### Data for this task

_____

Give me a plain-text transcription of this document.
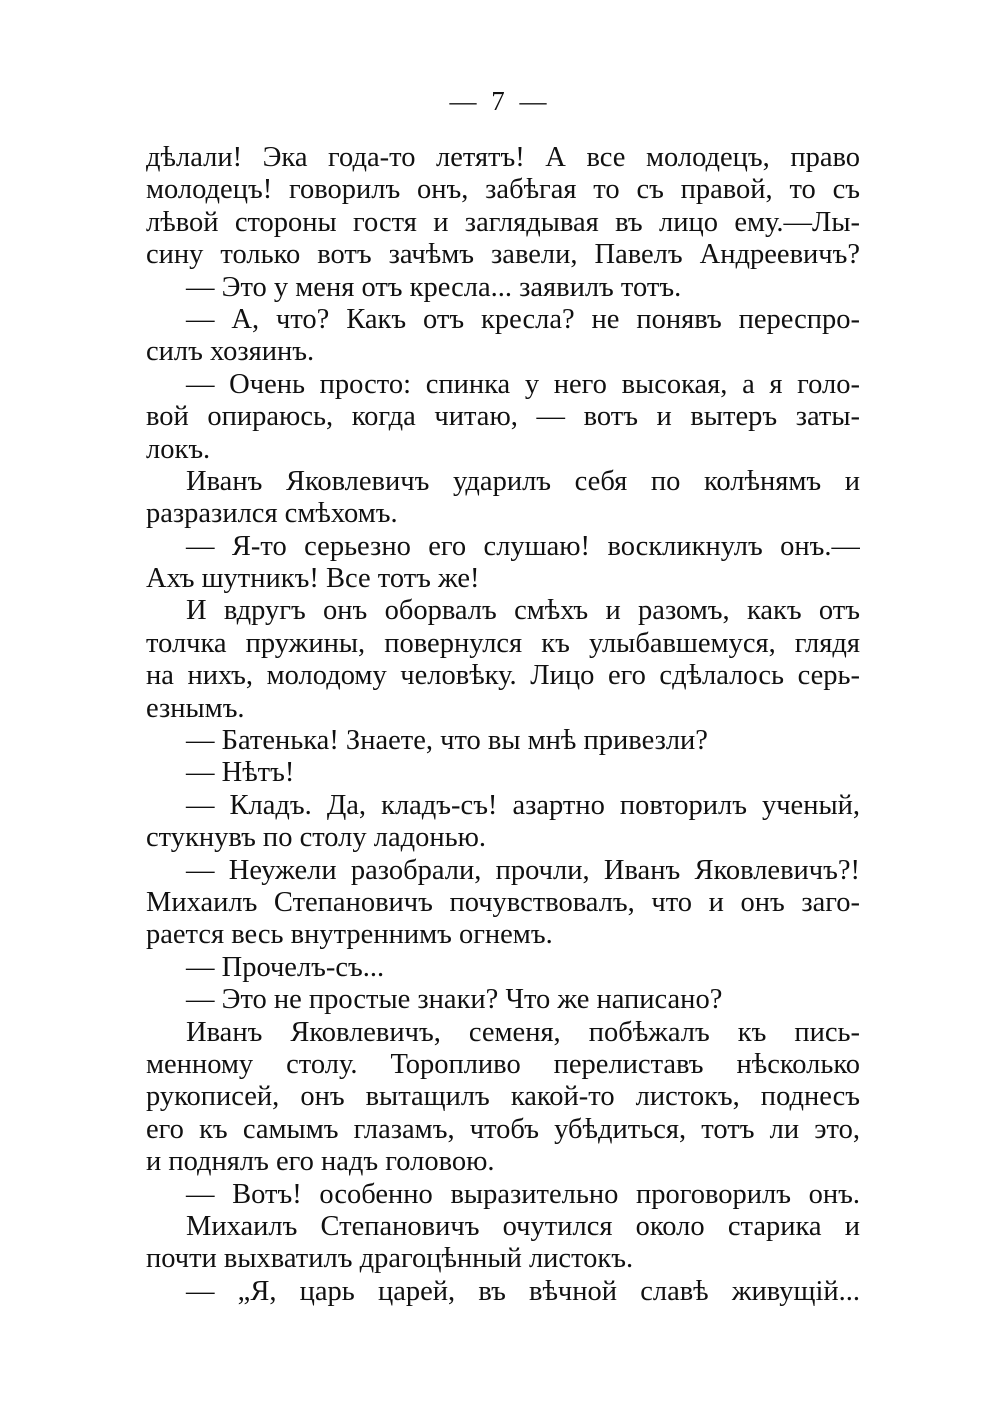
— 7 —
дѣлали! Эка года-то летятъ! А все молодецъ, право
молодецъ! говорилъ онъ, забѣгая то съ правой, то съ
лѣвой стороны гостя и заглядывая въ лицо ему.—Лы-
сину только вотъ зачѣмъ завели, Павелъ Андреевичъ?
— Это у меня отъ кресла... заявилъ тотъ.
— А, что? Какъ отъ кресла? не понявъ переспро-
силъ хозяинъ.
— Очень просто: спинка у него высокая, а я голо-
вой опираюсь, когда читаю, — вотъ и вытеръ заты-
локъ.
Иванъ Яковлевичъ ударилъ себя по колѣнямъ и
разразился смѣхомъ.
— Я-то серьезно его слушаю! воскликнулъ онъ.—
Ахъ шутникъ! Все тотъ же!
И вдругъ онъ оборвалъ смѣхъ и разомъ, какъ отъ
толчка пружины, повернулся къ улыбавшемуся, глядя
на нихъ, молодому человѣку. Лицо его сдѣлалось серь-
езнымъ.
— Батенька! Знаете, что вы мнѣ привезли?
— Нѣтъ!
— Кладъ. Да, кладъ-съ! азартно повторилъ ученый,
стукнувъ по столу ладонью.
— Неужели разобрали, прочли, Иванъ Яковлевичъ?!
Михаилъ Степановичъ почувствовалъ, что и онъ заго-
рается весь внутреннимъ огнемъ.
— Прочелъ-съ...
— Это не простые знаки? Что же написано?
Иванъ Яковлевичъ, семеня, побѣжалъ къ пись-
менному столу. Торопливо перелиставъ нѣсколько
рукописей, онъ вытащилъ какой-то листокъ, поднесъ
его къ самымъ глазамъ, чтобъ убѣдиться, тотъ ли это,
и поднялъ его надъ головою.
— Вотъ! особенно выразительно проговорилъ онъ.
Михаилъ Степановичъ очутился около старика и
почти выхватилъ драгоцѣнный листокъ.
— „Я, царь царей, въ вѣчной славѣ живущій...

_____

### Directive
Transcribe the material as is, with images omitted.

### Worked answer
Give me a plain-text transcription of this document.
— 7 —
дѣлали! Эка года-то летятъ! А все молодецъ, право
молодецъ! говорилъ онъ, забѣгая то съ правой, то съ
лѣвой стороны гостя и заглядывая въ лицо ему.—Лы-
сину только вотъ зачѣмъ завели, Павелъ Андреевичъ?
— Это у меня отъ кресла... заявилъ тотъ.
— А, что? Какъ отъ кресла? не понявъ переспро-
силъ хозяинъ.
— Очень просто: спинка у него высокая, а я голо-
вой опираюсь, когда читаю, — вотъ и вытеръ заты-
локъ.
Иванъ Яковлевичъ ударилъ себя по колѣнямъ и
разразился смѣхомъ.
— Я-то серьезно его слушаю! воскликнулъ онъ.—
Ахъ шутникъ! Все тотъ же!
И вдругъ онъ оборвалъ смѣхъ и разомъ, какъ отъ
толчка пружины, повернулся къ улыбавшемуся, глядя
на нихъ, молодому человѣку. Лицо его сдѣлалось серь-
езнымъ.
— Батенька! Знаете, что вы мнѣ привезли?
— Нѣтъ!
— Кладъ. Да, кладъ-съ! азартно повторилъ ученый,
стукнувъ по столу ладонью.
— Неужели разобрали, прочли, Иванъ Яковлевичъ?!
Михаилъ Степановичъ почувствовалъ, что и онъ заго-
рается весь внутреннимъ огнемъ.
— Прочелъ-съ...
— Это не простые знаки? Что же написано?
Иванъ Яковлевичъ, семеня, побѣжалъ къ пись-
менному столу. Торопливо перелиставъ нѣсколько
рукописей, онъ вытащилъ какой-то листокъ, поднесъ
его къ самымъ глазамъ, чтобъ убѣдиться, тотъ ли это,
и поднялъ его надъ головою.
— Вотъ! особенно выразительно проговорилъ онъ.
Михаилъ Степановичъ очутился около старика и
почти выхватилъ драгоцѣнный листокъ.
— „Я, царь царей, въ вѣчной славѣ живущій...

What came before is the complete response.